■ Source passage:
Dollar sign

"$" redirects here. For the unit of currency, see Dollar and Peso. For other uses, see $ (disambiguation).

For technical reasons, "$#*! My Dad Says" redirects here. For the television show, see $h*! My Dad Says.

$
Dollar sign

The dollar sign ($ or ) is a symbol primarily used to indicate the various units of currency around the world. The symbol can interchangeably have one or two vertical strokes. Note that while the two-stroked version is visually identical to the cifrão, it is not the same symbol.

Origin

Dollar symbol evolution
Evolution of the dollar sign according to the best documented hypothesis (top) and one alternative hypothesis (bottom)

The sign is first attested in Spanish American, American, Canadian, Mexican and other British business correspondence in the 1770s, referring to the Spanish American peso,[1][2] also known as "Spanish dollar" or "piece of eight" in North America, which provided the model for the currency that the United States adopted in 1792 and the larger coins of the new Spanish American republics such as the Mexican peso, Peruvian eight-real and Bolivian eight-sol coins.

The best documented explanation holds that the sign evolved out of the Spanish and Spanish American scribal abbreviation "pˢ" for pesos. A study of late eighteenth- and early nineteenth-century manuscripts shows that the s gradually came to be written over the p, developing into a close equivalent to the "$" mark.[3][4][5][6][7] A variation, though less plausible, of this hypothesis derives the sign from a combination of the Greek character "psi" (ψ) and "S".[8]

Alternative origin hypotheses

There are a number of other hypotheses about the origin of the symbol, some with a measure of academic acceptance, others the symbolic equivalent of false etymologies.[9]

Drawn with two vertical lines

See also: Cifrão

Several alternative hypotheses relate specifically to the dollar sign drawn with two vertical lines.

Spanish coat of arms

The Pillars of Hercules with a small "S" shaped ribbon around in the City of Seville, Spain (16th Century).

A common hypothesis holds that the sign derives from the Spanish coat of arms, which showed the Pillars of Hercules with a banner curling between them.

In 1492, Ferdinand II of Aragon adopted the symbol of the Pillars of Hercules and added the Latin warning Non plus ultra meaning "nothing further beyond", indicating "this is the end of the (known) world". But when Christopher Columbus came to America, the legend was changed to Plus ultra, meaning "further beyond".

The symbol was adopted by Charles V and was part of his coat of arms representing Spain's American possessions. The symbol was later stamped on coins minted in gold and silver. The also known as spanish dollar was the first global currency used in the entire world since Spanish Empire were the first global Empire. These coins, depicting the Pillars over two hemispheres and a small "S"-shaped ribbon around each, were spread throughout America, Europe and Asia. According to this, traders wrote signs that, instead of saying spanish dollar (piece of eight, real de a ocho in spanish or peso duro), had this symbol made by hand, and this in turn evolved into a simple S with two vertical bars. When USA got the independence form UK, they created the american dollar but in the first decades they still used the spanish dollar because were more popular in all markets.

From "U.S."

■ Supplied information:

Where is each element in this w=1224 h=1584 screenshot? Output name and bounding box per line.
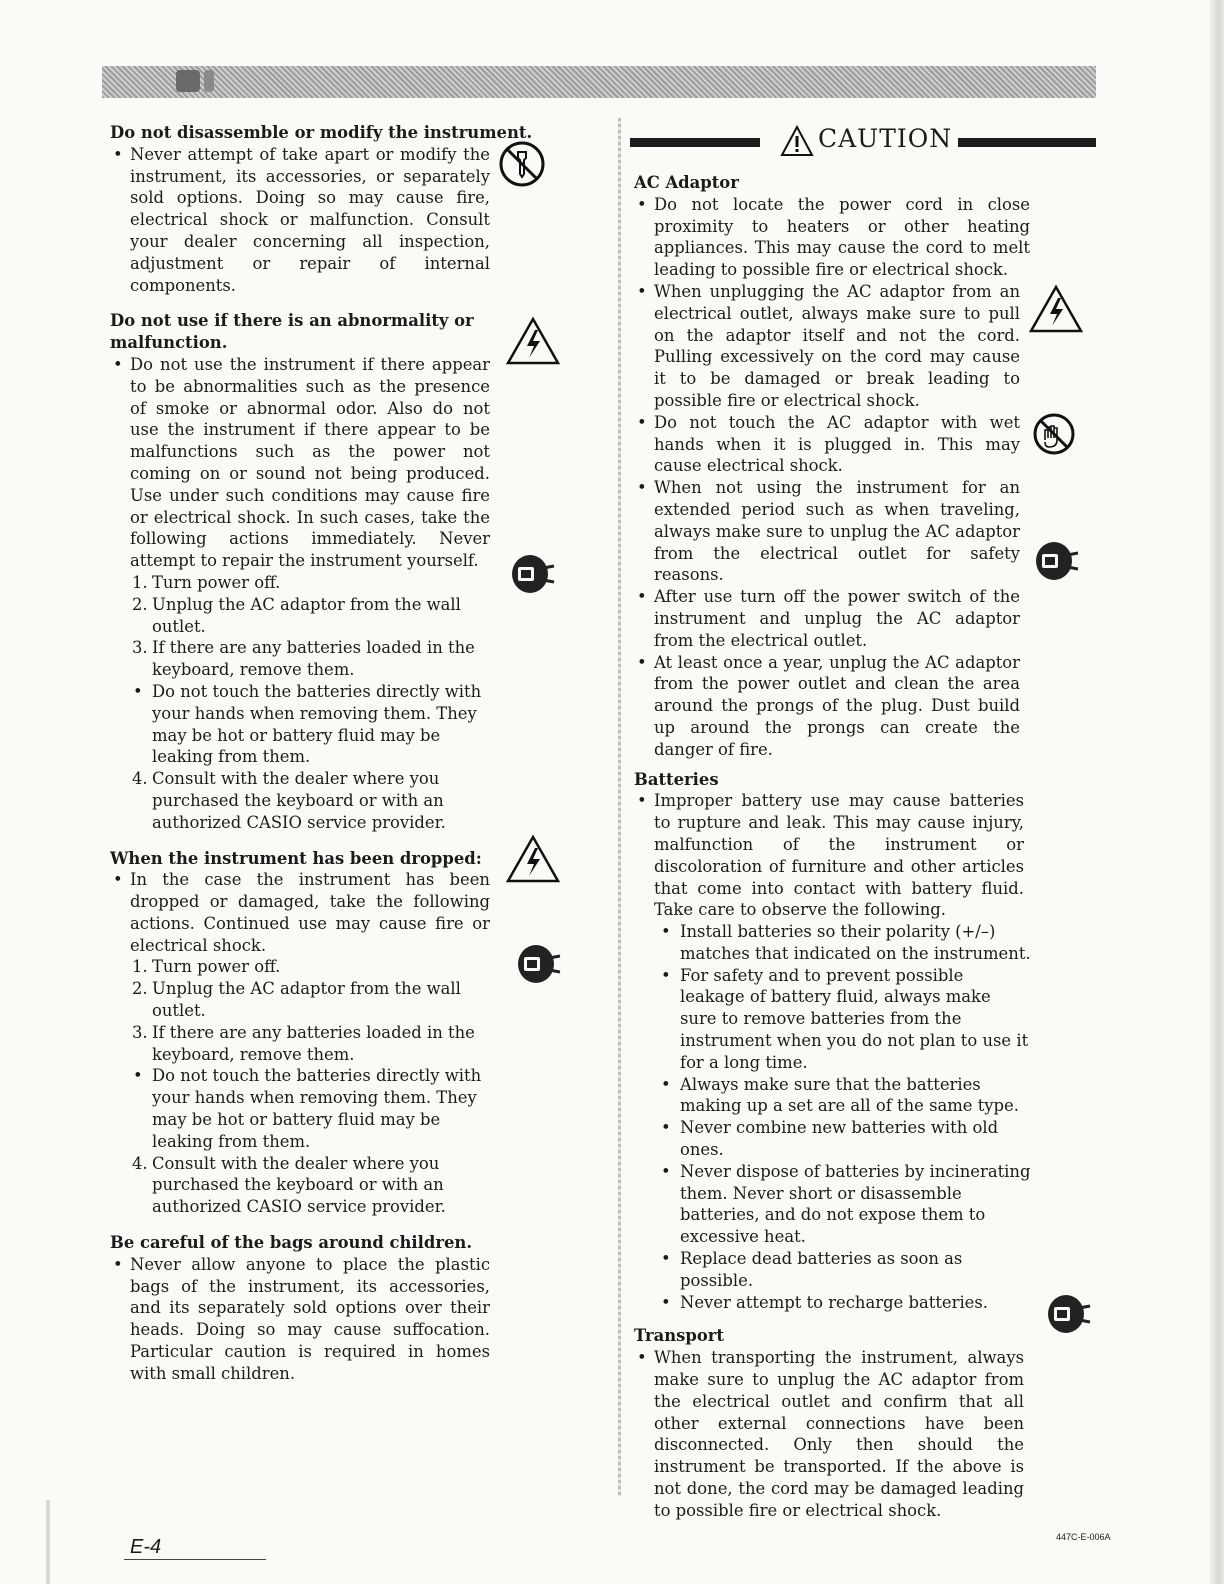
header-block: [176, 70, 200, 92]
numbered-step: 3. If there are any batteries loaded in the keyboard, remove them.: [132, 638, 475, 680]
sub-bullet: • Do not touch the batteries directly with your hands when removing them. They may be hot or battery fluid may be leaking from them.: [110, 681, 492, 768]
right-column: [634, 118, 1031, 1522]
step-text: Consult with the dealer where you purchased the keyboard or with an authorized CASIO service provider.: [152, 769, 446, 832]
section-title: Batteries: [634, 769, 719, 789]
sub-bullet: • Replace dead batteries as soon as possible.: [634, 1248, 1032, 1292]
unplug-icon: [516, 943, 562, 985]
caution-label: CAUTION: [818, 124, 953, 153]
header-block: [204, 70, 214, 92]
sub-bullet: • For safety and to prevent possible leakage of battery fluid, always make sure to remove batteries from the instrument when you do not plan to use it for a long time.: [634, 965, 1032, 1074]
bullet-paragraph: • Never allow anyone to place the plastic bags of the instrument, its accessories, and its separately sold options over their heads. Doing so may cause suffocation. Particular caution is required in homes with small children.: [110, 1254, 490, 1385]
sub-bullet: • Never combine new batteries with old ones.: [634, 1117, 1032, 1161]
bullet-paragraph: • After use turn off the power switch of the instrument and unplug the AC adaptor from the electrical outlet.: [634, 586, 1020, 651]
sub-bullet: • Never dispose of batteries by incinerating them. Never short or disassemble batteries, and do not expose them to excessive heat.: [634, 1161, 1032, 1248]
sub-bullet: • Always make sure that the batteries making up a set are all of the same type.: [634, 1074, 1032, 1118]
step-text: Unplug the AC adaptor from the wall outlet.: [152, 594, 461, 636]
bullet-paragraph: • At least once a year, unplug the AC adaptor from the power outlet and clean the area around the prongs of the plug. Dust build up around the prongs can create the danger of fire.: [634, 652, 1020, 761]
bullet-paragraph: • When not using the instrument for an extended period such as when traveling, always make sure to unplug the AC adaptor from the electrical outlet for safety reasons.: [634, 477, 1020, 586]
step-text: If there are any batteries loaded in the keyboard, remove them.: [152, 1022, 475, 1064]
unplug-icon: [510, 553, 556, 595]
step-text: Unplug the AC adaptor from the wall outlet.: [152, 979, 461, 1021]
caution-rule: [630, 138, 760, 147]
bullet-paragraph: • Do not use the instrument if there appear to be abnormalities such as the presence of smoke or abnormal odor. Also do not use the instrument if there appear to be malfunctions such as the power not coming on or sound not being produced. Use under such conditions may cause fire or electrical shock. In such cases, take the following actions immediately. Never attempt to repair the instrument yourself.: [110, 354, 490, 572]
bullet-paragraph: • Do not locate the power cord in close proximity to heaters or other heating appliances. This may cause the cord to melt leading to possible fire or electrical shock.: [634, 194, 1030, 281]
caution-rule: [958, 138, 1096, 147]
left-column: [110, 118, 560, 1385]
scan-edge-left: [46, 1500, 50, 1584]
step-text: Turn power off.: [152, 572, 281, 592]
page-number-rule: [124, 1559, 266, 1560]
bullet-paragraph: • Improper battery use may cause batteries to rupture and leak. This may cause injury, malfunction of the instrument or discoloration of furniture and other articles that come into contact with battery fluid. Take care to observe the following.: [634, 790, 1024, 921]
no-wet-hands-icon: [1032, 412, 1076, 456]
no-disassemble-icon: [498, 140, 546, 188]
scan-edge-right: [1210, 0, 1224, 1584]
section-title: Do not disassemble or modify the instrument.: [110, 123, 533, 142]
step-text: Consult with the dealer where you purchased the keyboard or with an authorized CASIO service provider.: [152, 1153, 446, 1217]
section-title: Be careful of the bags around children.: [110, 1233, 473, 1253]
numbered-step: 4. Consult with the dealer where you purchased the keyboard or with an authorized CASIO service provider.: [132, 769, 446, 832]
header-bar: [102, 66, 1096, 98]
electric-shock-warning-icon: [505, 834, 561, 884]
document-code: 447C-E-006A: [1056, 1532, 1111, 1542]
step-text: Turn power off.: [152, 957, 281, 977]
sub-bullet: • Install batteries so their polarity (+/–) matches that indicated on the instrument.: [634, 921, 1032, 965]
caution-triangle-icon: [780, 125, 814, 157]
unplug-icon: [1034, 540, 1080, 582]
numbered-step: 2. Unplug the AC adaptor from the wall outlet.: [132, 594, 461, 636]
column-divider: [618, 118, 621, 1496]
bullet-paragraph: • In the case the instrument has been dropped or damaged, take the following actions. Continued use may cause fire or electrical shock.: [110, 869, 490, 956]
bullet-paragraph: • When unplugging the AC adaptor from an electrical outlet, always make sure to pull on the adaptor itself and not the cord. Pulling excessively on the cord may cause it to be damaged or break leading to possible fire or electrical shock.: [634, 281, 1020, 412]
electric-shock-warning-icon: [1028, 284, 1084, 334]
caution-banner: [630, 124, 1100, 164]
numbered-step: 3. If there are any batteries loaded in the keyboard, remove them.: [132, 1022, 475, 1064]
bullet-paragraph: • When transporting the instrument, always make sure to unplug the AC adaptor from the electrical outlet and confirm that all other external connections have been disconnected. Only then should the instrument be transported. If the above is not done, the cord may be damaged leading to possible fire or electrical shock.: [634, 1347, 1024, 1521]
bullet-paragraph: • Never attempt of take apart or modify the instrument, its accessories, or separately sold options. Doing so may cause fire, electrical shock or malfunction. Consult your dealer concerning all inspection, adjustment or repair of internal components.: [110, 144, 490, 297]
electric-shock-warning-icon: [505, 316, 561, 366]
numbered-step: 4. Consult with the dealer where you purchased the keyboard or with an authorized CASIO service provider.: [132, 1153, 446, 1217]
section-title: Transport: [634, 1326, 725, 1346]
section-title: Do not use if there is an abnormality or malfunction.: [110, 311, 474, 353]
sub-bullet: • Never attempt to recharge batteries.: [634, 1292, 1032, 1314]
step-text: If there are any batteries loaded in the keyboard, remove them.: [152, 638, 475, 680]
sub-bullet: • Do not touch the batteries directly with your hands when removing them. They may be hot or battery fluid may be leaking from them.: [110, 1065, 492, 1152]
bullet-paragraph: • Do not touch the AC adaptor with wet hands when it is plugged in. This may cause electrical shock.: [634, 412, 1020, 477]
section-title: AC Adaptor: [634, 173, 739, 192]
numbered-step: 2. Unplug the AC adaptor from the wall outlet.: [132, 979, 461, 1021]
numbered-step: 1. Turn power off.: [132, 572, 281, 592]
section-title: When the instrument has been dropped:: [110, 848, 482, 868]
numbered-step: 1. Turn power off.: [132, 957, 281, 977]
page-number: E-4: [130, 1536, 162, 1558]
unplug-icon: [1046, 1293, 1092, 1335]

■ Requirement: Please say whether each statement agrees with the dollar sign text, answering yes or no and quoting the text's deciding words. 1. The sign is first attested in business correspondence of the 1770s. 2. Ferdinand II of Aragon added the Latin warning Plus ultra to the Pillars of Hercules. 3. The two-stroked dollar sign is the same symbol as the cifrão.

■ Correct output:
1. Yes: "The sign is first attested in Spanish American, American, Canadian, Mexican and other British business correspondence in the 1770s"
2. No: "added the Latin warning Non plus ultra meaning "nothing further beyond""
3. No: "while the two-stroked version is visually identical to the cifrão, it is not the same symbol"